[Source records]

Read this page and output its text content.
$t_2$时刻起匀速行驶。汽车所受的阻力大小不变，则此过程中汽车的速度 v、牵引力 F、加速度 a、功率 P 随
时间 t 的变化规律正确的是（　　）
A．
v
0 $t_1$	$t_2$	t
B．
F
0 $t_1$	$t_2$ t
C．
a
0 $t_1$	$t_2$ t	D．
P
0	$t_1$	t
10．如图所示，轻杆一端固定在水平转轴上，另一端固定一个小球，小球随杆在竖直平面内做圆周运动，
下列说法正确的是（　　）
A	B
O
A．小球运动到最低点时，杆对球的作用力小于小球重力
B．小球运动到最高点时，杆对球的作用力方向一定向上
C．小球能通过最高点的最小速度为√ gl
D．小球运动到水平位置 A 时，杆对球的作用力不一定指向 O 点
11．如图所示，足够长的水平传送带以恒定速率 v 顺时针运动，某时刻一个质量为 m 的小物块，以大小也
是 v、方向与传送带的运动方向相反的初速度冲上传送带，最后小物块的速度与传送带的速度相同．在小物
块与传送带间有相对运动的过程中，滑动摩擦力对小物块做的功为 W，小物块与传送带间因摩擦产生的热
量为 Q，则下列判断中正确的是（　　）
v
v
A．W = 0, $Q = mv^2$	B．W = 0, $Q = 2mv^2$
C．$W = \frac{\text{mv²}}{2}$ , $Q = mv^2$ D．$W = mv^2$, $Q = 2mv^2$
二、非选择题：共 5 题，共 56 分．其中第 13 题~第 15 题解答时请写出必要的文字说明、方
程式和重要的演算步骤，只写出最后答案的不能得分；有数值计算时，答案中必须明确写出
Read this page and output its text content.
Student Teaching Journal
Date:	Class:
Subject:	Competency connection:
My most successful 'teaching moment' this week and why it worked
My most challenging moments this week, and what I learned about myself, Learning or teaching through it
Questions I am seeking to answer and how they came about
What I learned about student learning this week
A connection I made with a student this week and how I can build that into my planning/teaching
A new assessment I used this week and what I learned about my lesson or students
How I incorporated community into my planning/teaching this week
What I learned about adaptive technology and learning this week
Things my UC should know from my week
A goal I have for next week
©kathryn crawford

#### TASK PROMPT
Find the word "planning" in the material, then list each line that holds it.

#### THE RESULT
A connection I made with a student this week and how I can build that into my planning/teaching
How I incorporated community into my planning/teaching this week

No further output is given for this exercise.